((

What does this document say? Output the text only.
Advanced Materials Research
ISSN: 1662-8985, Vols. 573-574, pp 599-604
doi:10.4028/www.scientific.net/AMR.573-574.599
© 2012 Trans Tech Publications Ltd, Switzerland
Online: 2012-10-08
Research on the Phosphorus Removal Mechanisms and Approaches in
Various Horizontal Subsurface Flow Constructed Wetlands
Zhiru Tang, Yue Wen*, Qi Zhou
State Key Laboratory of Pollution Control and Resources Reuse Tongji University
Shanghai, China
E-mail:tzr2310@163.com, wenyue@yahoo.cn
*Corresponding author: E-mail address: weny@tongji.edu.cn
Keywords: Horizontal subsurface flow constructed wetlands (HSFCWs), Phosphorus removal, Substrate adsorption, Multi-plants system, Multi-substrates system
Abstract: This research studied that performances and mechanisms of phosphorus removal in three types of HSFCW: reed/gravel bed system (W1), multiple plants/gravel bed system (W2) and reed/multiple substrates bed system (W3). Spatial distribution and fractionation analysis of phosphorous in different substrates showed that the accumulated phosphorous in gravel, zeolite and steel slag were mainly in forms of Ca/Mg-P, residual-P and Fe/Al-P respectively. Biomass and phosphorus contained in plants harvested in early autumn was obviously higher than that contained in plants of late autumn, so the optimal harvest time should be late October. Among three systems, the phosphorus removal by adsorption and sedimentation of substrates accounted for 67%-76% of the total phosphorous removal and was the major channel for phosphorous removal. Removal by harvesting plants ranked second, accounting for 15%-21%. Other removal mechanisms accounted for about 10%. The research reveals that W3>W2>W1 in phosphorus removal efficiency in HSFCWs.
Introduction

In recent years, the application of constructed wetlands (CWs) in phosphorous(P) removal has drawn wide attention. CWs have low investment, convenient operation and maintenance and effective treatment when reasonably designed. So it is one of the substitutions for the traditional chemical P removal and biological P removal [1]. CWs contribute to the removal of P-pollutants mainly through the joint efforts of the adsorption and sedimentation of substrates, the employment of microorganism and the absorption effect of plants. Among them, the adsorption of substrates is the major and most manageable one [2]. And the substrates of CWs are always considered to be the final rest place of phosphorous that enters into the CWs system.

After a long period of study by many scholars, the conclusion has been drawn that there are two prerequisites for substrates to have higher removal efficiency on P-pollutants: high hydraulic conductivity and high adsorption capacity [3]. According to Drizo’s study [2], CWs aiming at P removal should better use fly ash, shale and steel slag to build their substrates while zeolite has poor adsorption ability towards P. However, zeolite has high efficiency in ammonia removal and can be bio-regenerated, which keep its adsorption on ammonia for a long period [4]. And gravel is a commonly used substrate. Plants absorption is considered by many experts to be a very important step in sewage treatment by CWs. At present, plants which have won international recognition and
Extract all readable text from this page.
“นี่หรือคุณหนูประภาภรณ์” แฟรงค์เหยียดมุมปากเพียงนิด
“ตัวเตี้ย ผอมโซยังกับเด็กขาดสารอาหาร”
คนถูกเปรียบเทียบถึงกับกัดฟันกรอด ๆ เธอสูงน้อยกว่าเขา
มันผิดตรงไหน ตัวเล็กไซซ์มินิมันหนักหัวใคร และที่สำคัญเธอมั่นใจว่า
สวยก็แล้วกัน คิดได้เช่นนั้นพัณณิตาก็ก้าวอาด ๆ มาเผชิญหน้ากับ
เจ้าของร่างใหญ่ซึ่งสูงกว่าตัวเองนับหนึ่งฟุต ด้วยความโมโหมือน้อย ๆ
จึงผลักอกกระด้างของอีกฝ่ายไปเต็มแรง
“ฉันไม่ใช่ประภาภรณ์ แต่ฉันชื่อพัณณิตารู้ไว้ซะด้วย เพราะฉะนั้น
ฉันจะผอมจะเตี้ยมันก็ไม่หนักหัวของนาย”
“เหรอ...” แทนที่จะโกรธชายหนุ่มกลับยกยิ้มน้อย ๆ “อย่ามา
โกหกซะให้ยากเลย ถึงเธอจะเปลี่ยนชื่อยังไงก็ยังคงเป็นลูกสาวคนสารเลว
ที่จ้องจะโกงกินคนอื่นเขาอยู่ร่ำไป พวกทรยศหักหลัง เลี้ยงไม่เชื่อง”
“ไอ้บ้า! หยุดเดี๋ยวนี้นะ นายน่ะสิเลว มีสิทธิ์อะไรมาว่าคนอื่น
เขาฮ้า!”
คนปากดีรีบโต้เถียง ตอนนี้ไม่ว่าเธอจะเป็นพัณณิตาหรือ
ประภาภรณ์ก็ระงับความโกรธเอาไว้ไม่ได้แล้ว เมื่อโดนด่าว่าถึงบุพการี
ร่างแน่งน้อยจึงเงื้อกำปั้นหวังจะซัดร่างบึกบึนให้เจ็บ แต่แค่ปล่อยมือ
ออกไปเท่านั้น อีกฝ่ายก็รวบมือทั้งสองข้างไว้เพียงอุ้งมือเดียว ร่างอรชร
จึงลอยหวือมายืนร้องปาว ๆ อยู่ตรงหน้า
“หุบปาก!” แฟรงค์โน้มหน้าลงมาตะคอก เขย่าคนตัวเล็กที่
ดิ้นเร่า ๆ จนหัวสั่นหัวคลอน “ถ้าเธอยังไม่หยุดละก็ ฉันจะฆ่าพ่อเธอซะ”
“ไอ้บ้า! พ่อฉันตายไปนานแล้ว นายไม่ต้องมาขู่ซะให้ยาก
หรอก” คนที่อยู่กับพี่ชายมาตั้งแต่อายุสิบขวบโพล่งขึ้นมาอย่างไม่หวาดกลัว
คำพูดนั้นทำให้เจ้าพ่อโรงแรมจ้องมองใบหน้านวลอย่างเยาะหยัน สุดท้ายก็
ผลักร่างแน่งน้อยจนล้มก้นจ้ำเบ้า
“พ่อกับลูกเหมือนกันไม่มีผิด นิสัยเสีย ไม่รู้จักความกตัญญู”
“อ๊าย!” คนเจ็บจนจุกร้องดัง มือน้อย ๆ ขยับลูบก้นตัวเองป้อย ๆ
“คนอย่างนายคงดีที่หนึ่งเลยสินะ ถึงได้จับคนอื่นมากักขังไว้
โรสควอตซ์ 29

))

Look over the material above and show each line where "mail" appears.

**Exercise answer**
E-mail:tzr2310@163.com, wenyue@yahoo.cn
*Corresponding author: E-mail address: weny@tongji.edu.cn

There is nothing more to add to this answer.